-- begin RECORD EXTRACTS --
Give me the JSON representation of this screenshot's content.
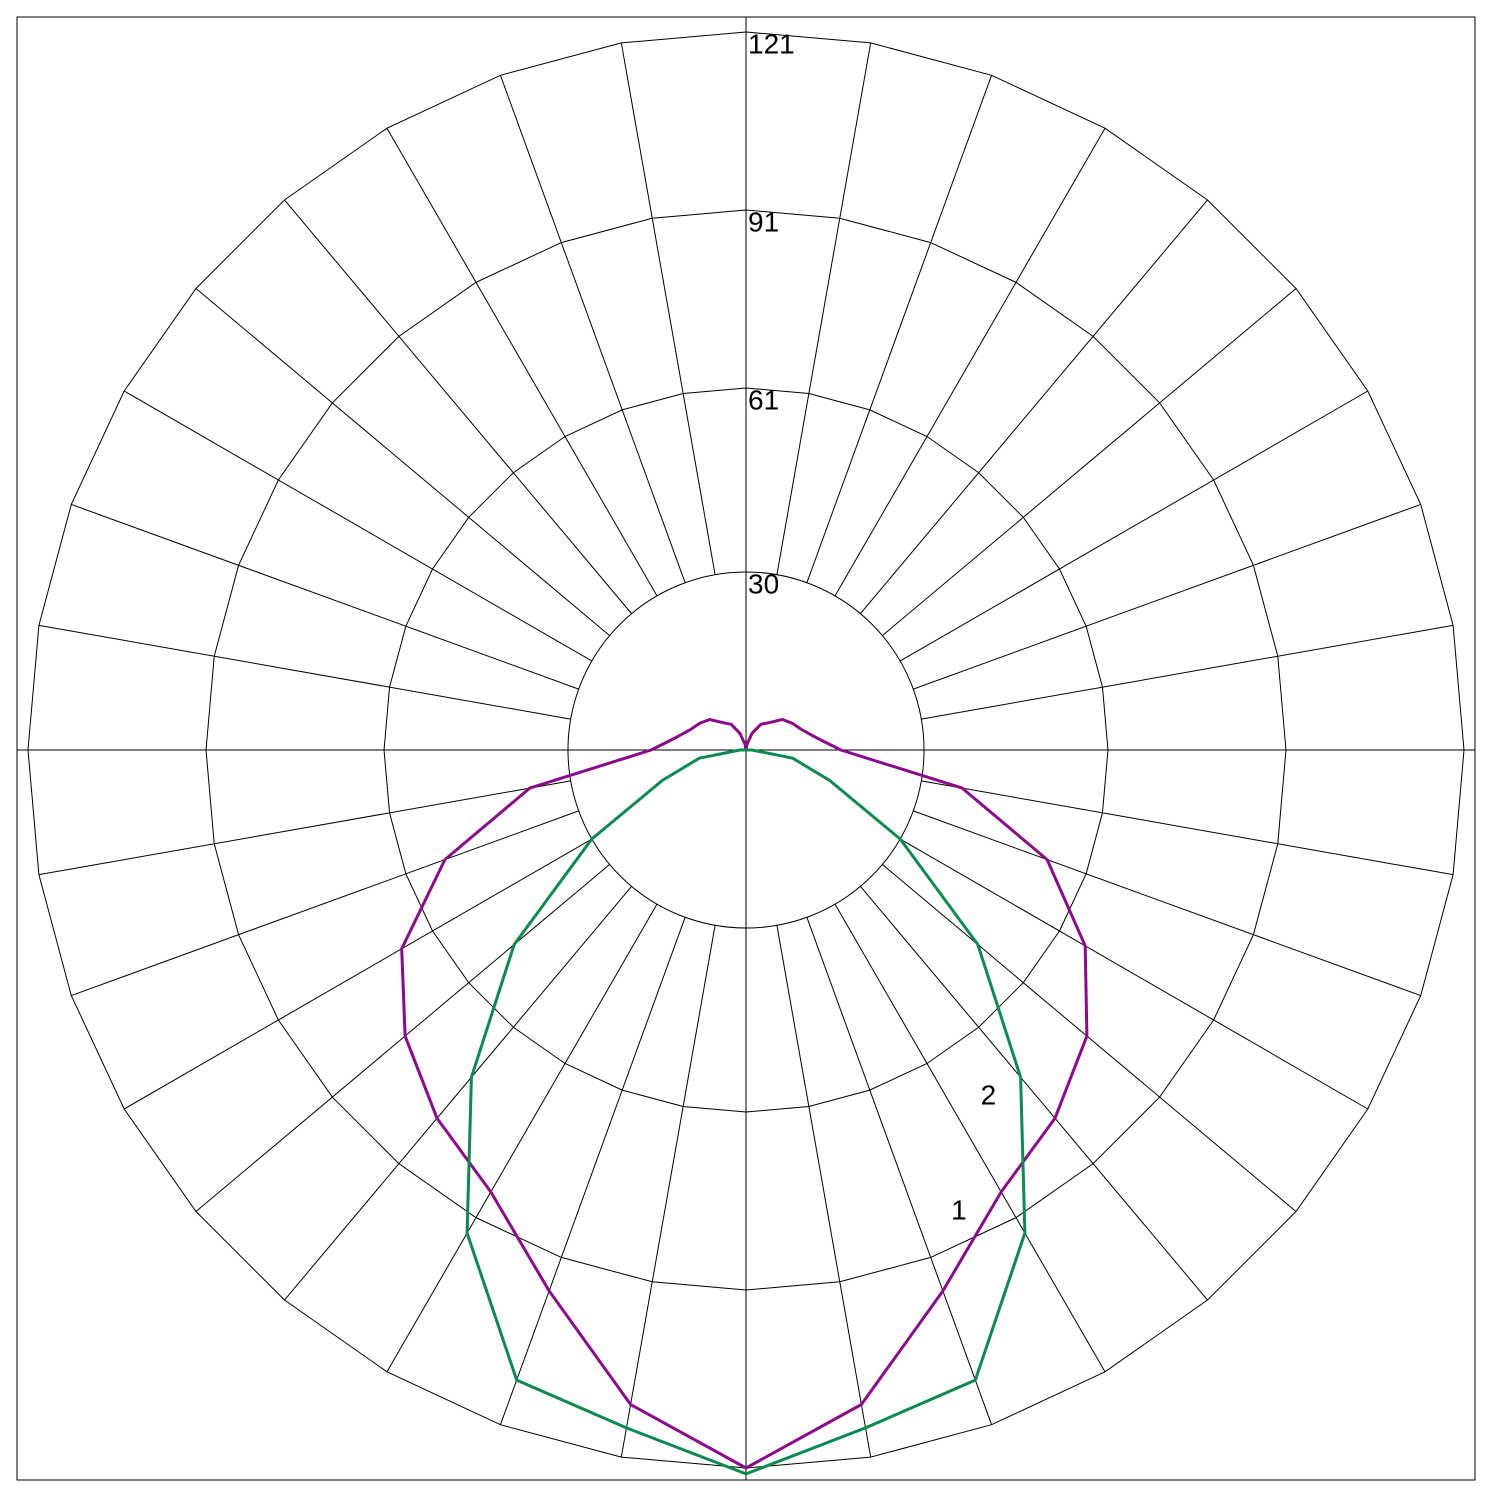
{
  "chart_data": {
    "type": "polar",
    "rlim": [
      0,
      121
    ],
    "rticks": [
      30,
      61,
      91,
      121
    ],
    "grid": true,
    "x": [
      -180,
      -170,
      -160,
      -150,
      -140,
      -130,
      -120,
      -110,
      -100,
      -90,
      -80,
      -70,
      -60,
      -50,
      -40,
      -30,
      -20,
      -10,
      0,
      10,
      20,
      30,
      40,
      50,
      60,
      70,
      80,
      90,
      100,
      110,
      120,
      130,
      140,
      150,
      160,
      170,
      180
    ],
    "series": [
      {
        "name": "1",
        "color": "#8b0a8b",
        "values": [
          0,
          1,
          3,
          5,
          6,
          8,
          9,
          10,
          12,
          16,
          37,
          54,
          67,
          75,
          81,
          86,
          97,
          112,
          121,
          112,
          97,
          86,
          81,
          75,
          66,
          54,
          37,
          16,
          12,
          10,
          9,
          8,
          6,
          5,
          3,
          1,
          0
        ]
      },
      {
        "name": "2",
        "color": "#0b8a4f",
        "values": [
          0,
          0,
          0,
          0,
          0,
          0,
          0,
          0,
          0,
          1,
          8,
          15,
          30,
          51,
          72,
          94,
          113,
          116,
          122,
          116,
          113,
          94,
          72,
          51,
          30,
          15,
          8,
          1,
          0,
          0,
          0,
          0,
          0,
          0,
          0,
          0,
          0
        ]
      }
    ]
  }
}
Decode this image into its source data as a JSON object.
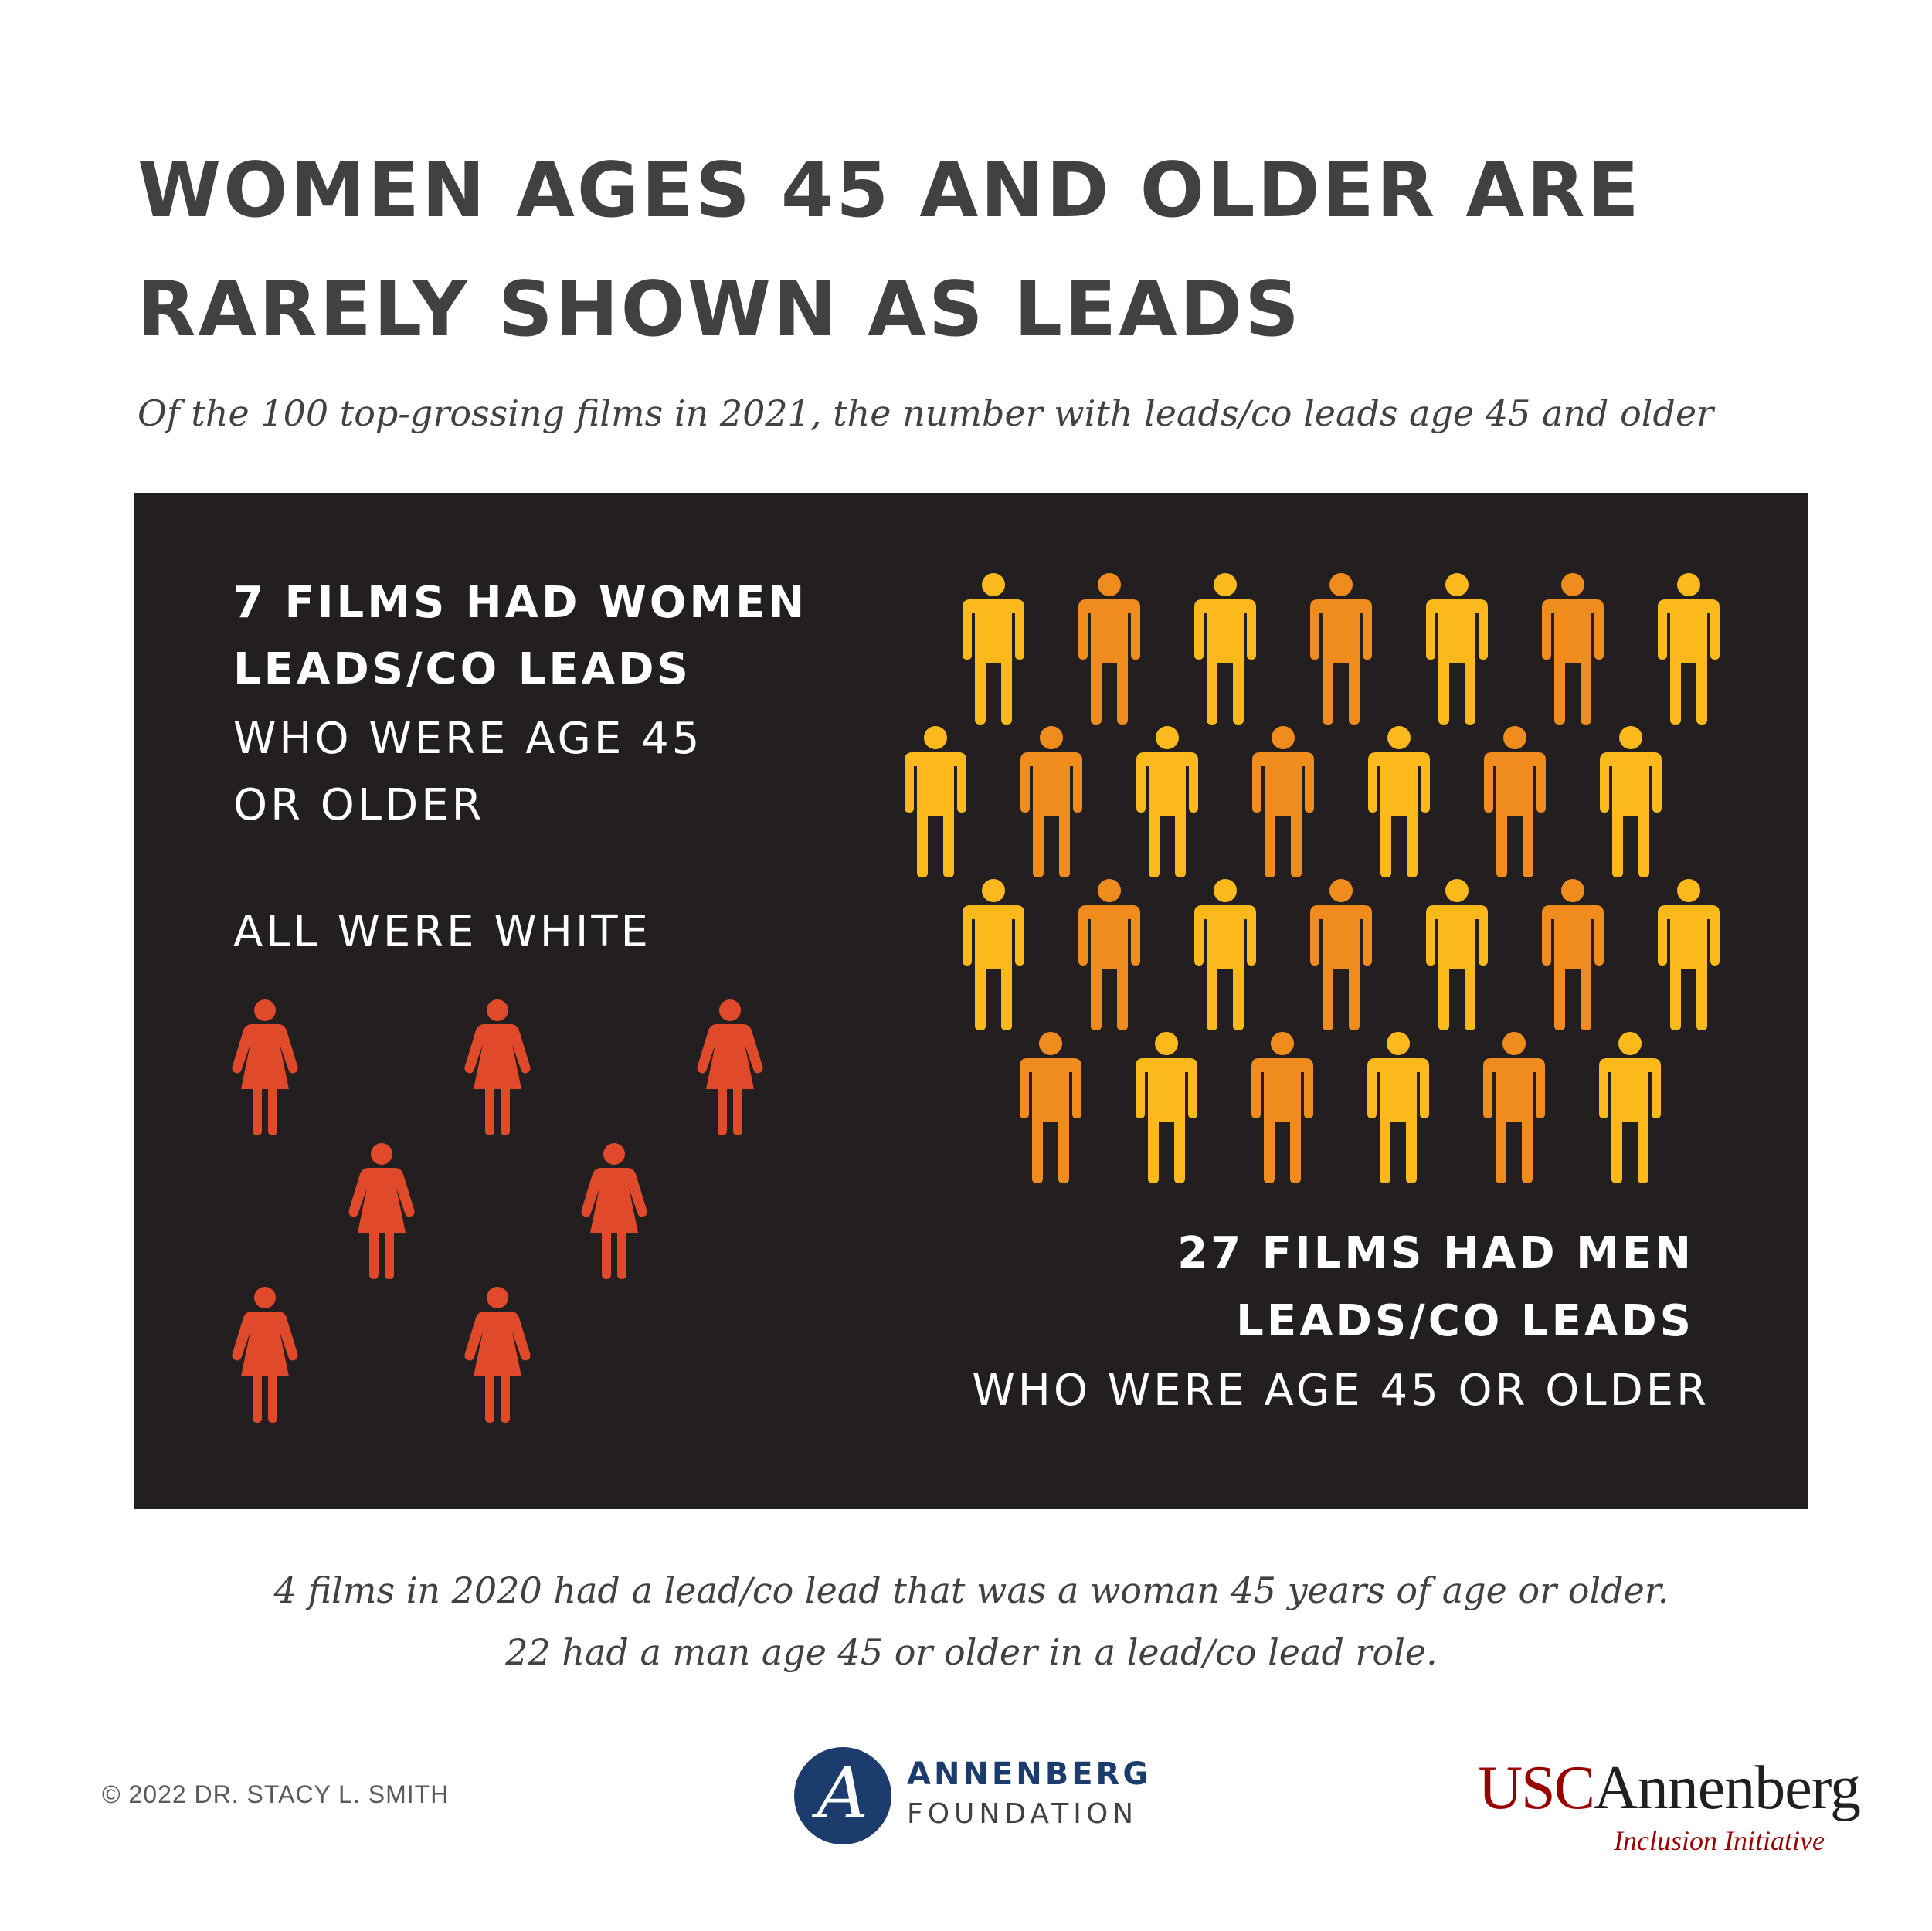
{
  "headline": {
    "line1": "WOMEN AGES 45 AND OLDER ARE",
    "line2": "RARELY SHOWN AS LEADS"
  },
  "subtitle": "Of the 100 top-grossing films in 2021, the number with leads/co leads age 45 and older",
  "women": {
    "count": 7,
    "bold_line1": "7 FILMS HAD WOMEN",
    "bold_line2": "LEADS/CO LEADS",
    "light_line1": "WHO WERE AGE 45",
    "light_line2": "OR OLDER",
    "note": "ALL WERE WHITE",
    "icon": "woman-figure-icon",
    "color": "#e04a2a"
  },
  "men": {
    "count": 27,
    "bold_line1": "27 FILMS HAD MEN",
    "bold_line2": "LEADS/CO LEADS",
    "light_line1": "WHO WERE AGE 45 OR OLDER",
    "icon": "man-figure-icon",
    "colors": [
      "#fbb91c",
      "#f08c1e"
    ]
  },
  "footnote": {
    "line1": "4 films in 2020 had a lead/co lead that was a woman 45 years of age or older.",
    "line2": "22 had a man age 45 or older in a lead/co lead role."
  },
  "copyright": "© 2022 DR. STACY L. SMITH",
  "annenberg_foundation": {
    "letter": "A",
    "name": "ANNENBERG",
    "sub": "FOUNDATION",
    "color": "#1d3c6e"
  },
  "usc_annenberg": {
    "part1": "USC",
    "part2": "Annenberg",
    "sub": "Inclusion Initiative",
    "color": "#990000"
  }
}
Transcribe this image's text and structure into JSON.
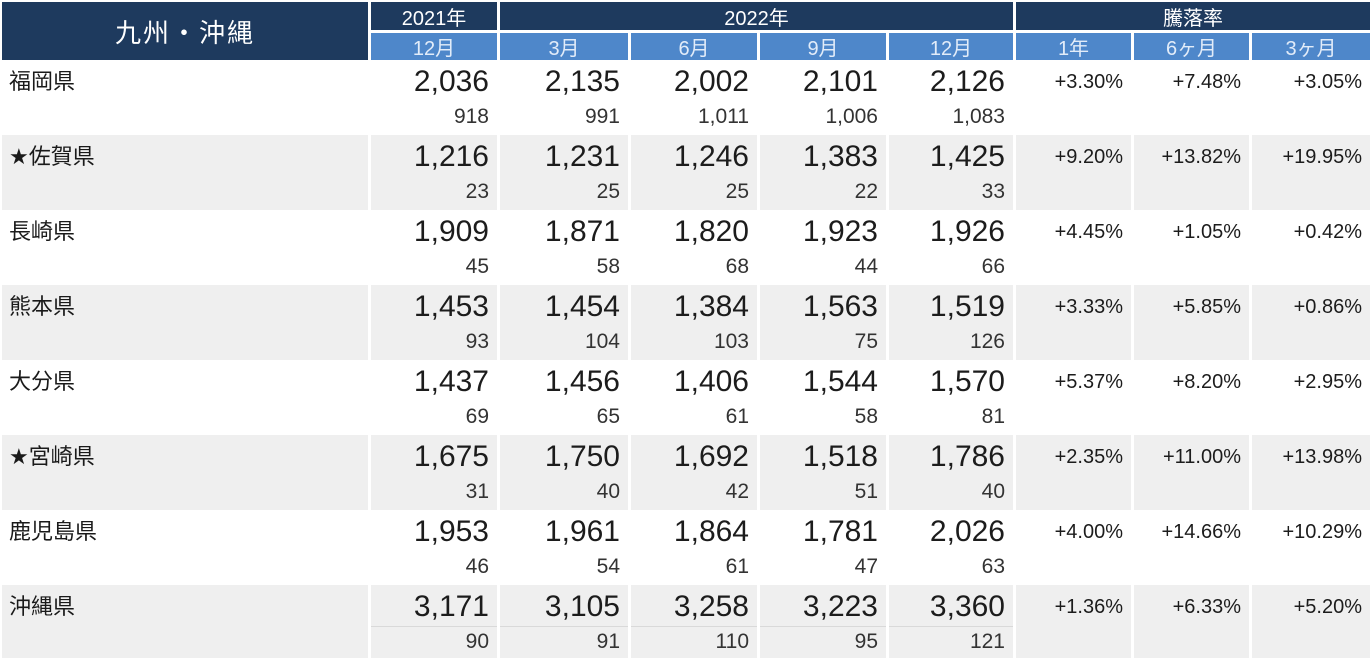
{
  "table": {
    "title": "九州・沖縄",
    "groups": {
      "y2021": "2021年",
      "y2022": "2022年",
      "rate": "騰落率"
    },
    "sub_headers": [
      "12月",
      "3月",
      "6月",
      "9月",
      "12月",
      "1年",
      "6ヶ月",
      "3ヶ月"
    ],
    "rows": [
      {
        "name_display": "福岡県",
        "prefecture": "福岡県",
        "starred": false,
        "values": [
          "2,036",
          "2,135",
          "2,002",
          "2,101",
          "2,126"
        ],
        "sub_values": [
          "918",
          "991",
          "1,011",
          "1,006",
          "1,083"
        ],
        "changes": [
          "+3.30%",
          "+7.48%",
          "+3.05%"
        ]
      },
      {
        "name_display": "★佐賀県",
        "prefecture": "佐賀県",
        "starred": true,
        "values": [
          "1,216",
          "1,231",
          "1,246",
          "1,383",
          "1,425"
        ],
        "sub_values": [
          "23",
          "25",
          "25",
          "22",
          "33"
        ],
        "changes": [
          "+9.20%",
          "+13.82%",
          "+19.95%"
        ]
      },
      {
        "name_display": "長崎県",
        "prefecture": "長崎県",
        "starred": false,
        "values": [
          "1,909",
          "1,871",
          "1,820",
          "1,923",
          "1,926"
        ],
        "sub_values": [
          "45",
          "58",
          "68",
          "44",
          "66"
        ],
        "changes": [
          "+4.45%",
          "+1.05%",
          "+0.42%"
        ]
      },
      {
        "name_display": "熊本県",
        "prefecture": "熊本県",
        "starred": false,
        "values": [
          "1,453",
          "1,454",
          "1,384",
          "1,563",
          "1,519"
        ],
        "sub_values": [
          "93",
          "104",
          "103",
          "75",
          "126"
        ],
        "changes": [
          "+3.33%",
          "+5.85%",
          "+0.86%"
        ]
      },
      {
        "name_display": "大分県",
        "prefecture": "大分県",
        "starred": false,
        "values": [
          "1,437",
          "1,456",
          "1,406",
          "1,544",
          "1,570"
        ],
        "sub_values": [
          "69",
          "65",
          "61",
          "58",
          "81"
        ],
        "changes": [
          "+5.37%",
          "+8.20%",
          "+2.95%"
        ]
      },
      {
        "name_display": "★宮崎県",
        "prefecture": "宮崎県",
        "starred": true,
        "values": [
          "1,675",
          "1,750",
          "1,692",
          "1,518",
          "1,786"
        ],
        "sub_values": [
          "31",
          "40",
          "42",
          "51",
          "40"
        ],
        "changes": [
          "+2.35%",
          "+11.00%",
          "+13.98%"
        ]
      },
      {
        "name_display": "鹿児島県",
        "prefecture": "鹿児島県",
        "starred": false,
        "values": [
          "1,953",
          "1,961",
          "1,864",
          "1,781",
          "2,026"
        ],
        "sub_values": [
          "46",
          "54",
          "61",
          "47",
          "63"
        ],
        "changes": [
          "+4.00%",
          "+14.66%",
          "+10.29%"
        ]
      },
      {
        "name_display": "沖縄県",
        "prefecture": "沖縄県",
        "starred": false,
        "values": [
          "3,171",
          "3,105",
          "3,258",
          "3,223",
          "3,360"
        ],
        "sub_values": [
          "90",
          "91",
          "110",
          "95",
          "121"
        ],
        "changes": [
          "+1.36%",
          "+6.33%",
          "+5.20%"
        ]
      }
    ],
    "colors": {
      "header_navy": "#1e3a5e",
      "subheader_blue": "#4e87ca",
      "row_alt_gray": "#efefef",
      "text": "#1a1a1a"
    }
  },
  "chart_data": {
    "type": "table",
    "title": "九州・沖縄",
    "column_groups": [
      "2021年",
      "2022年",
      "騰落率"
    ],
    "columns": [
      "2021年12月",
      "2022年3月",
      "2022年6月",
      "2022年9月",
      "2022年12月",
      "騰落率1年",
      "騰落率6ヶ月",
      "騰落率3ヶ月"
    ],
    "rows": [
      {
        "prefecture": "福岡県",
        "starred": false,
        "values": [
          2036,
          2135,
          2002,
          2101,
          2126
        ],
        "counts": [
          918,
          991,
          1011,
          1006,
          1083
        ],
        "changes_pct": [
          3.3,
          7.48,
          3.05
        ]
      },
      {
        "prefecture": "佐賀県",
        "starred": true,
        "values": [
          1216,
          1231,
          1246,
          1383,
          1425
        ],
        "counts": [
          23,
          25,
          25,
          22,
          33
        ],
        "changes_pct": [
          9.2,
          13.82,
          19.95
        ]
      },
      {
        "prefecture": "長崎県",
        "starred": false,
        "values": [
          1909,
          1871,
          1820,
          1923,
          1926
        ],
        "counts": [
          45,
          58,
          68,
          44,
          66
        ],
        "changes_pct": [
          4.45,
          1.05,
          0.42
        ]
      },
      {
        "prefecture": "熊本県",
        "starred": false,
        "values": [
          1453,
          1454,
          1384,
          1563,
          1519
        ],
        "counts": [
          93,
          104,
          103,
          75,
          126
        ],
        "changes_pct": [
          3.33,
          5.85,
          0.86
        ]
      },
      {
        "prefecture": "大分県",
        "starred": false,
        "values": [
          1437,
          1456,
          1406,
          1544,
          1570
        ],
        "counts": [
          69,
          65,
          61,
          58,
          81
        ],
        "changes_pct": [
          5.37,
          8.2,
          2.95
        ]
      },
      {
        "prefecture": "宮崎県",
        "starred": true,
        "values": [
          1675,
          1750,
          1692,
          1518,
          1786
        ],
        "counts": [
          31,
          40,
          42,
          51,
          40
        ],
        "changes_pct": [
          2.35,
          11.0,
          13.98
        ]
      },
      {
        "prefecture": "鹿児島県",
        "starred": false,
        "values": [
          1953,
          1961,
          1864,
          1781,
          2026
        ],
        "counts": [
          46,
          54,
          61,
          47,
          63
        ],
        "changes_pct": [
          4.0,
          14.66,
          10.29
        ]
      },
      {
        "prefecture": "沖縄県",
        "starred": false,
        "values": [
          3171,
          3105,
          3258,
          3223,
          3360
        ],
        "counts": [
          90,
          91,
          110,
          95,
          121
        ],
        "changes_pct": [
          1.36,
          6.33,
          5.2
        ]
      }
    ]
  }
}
-- end RECORD EXTRACTS --
== GIVEN TASK ==
List every line in the records above that contains the word "image".

== SOLUTION TO THE PROBLEM ==
Decode this image into its source data as a JSON object.
Transcribe this image's text and structure into JSON.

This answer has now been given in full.